Segment Start: Dataset
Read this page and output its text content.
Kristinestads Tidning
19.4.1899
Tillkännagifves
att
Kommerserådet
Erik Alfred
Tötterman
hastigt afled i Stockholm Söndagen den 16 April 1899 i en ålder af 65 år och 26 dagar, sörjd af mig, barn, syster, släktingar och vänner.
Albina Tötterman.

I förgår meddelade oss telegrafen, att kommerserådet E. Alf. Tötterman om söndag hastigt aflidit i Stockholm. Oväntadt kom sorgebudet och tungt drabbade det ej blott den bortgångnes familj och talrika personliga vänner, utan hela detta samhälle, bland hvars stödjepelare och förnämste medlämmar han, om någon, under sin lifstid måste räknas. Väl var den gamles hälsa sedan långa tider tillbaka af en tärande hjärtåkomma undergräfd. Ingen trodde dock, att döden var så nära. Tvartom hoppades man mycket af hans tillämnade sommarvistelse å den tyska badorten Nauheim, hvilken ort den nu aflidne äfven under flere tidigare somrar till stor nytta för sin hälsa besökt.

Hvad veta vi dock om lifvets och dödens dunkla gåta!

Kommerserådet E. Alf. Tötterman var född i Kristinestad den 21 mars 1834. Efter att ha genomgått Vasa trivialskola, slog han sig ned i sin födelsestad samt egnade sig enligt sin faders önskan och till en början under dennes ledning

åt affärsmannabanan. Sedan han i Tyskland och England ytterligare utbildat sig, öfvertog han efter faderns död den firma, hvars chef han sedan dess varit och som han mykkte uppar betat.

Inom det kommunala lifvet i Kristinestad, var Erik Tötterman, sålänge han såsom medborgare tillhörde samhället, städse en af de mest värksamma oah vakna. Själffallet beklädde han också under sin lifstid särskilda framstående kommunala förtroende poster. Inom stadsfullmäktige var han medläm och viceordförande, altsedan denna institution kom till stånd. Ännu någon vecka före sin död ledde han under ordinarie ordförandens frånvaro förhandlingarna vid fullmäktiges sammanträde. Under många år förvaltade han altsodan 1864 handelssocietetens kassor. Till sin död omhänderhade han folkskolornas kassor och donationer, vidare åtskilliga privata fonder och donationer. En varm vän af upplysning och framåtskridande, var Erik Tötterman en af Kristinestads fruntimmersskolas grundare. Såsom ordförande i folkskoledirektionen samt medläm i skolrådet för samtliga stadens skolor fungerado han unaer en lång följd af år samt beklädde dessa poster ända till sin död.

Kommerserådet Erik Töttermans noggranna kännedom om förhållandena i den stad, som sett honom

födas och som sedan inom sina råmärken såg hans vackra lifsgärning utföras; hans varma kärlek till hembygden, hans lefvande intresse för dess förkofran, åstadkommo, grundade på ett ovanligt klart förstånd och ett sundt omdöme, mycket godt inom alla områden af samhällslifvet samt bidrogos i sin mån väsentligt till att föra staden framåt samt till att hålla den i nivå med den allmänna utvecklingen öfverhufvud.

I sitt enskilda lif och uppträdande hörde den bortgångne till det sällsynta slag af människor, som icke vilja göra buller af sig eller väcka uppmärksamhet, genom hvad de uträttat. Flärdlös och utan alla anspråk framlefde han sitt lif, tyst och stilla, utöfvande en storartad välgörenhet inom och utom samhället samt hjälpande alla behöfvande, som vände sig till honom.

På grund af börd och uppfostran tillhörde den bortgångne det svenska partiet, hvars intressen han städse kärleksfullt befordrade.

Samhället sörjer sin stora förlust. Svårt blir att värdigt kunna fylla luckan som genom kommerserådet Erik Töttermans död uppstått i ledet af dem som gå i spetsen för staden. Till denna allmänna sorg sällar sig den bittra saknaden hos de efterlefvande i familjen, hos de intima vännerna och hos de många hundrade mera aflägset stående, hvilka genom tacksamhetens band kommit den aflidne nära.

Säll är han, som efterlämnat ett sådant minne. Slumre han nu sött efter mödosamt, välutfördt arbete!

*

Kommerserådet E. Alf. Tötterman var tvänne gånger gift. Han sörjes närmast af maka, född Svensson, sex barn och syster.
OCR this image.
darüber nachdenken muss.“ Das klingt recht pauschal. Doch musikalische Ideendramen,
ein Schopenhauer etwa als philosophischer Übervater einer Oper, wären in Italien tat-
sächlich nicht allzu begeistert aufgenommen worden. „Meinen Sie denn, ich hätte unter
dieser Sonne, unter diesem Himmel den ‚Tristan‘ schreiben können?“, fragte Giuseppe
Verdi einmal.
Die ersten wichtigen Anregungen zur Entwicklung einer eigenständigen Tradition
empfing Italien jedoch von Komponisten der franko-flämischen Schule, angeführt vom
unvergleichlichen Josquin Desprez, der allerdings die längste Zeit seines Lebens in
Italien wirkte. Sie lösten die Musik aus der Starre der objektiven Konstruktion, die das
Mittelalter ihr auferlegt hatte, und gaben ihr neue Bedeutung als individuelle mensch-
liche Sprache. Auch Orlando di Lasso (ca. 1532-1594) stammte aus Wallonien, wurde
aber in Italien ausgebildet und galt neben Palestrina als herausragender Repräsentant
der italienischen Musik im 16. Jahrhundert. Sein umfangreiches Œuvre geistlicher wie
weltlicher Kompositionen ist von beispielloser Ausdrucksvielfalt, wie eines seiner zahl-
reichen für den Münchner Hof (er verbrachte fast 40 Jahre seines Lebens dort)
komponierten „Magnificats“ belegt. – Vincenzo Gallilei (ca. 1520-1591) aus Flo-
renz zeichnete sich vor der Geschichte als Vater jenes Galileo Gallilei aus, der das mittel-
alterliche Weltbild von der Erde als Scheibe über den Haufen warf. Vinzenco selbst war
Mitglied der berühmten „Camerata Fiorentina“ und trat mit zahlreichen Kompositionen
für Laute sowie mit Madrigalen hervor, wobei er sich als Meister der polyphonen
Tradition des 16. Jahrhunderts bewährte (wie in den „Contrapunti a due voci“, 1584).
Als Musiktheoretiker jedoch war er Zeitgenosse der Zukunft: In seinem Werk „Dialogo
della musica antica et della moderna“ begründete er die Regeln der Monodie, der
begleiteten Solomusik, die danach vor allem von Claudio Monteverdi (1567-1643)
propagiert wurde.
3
Segment End: Dataset
# Task instructions
Filter the records above down to the lines containing "barn".

# Answer
hastigt afled i Stockholm Söndagen den 16 April 1899 i en ålder af 65 år och 26 dagar, sörjd af mig, barn, syster, släktingar och vänner.
Kommerserådet E. Alf. Tötterman var tvänne gånger gift. Han sörjes närmast af maka, född Svensson, sex barn och syster.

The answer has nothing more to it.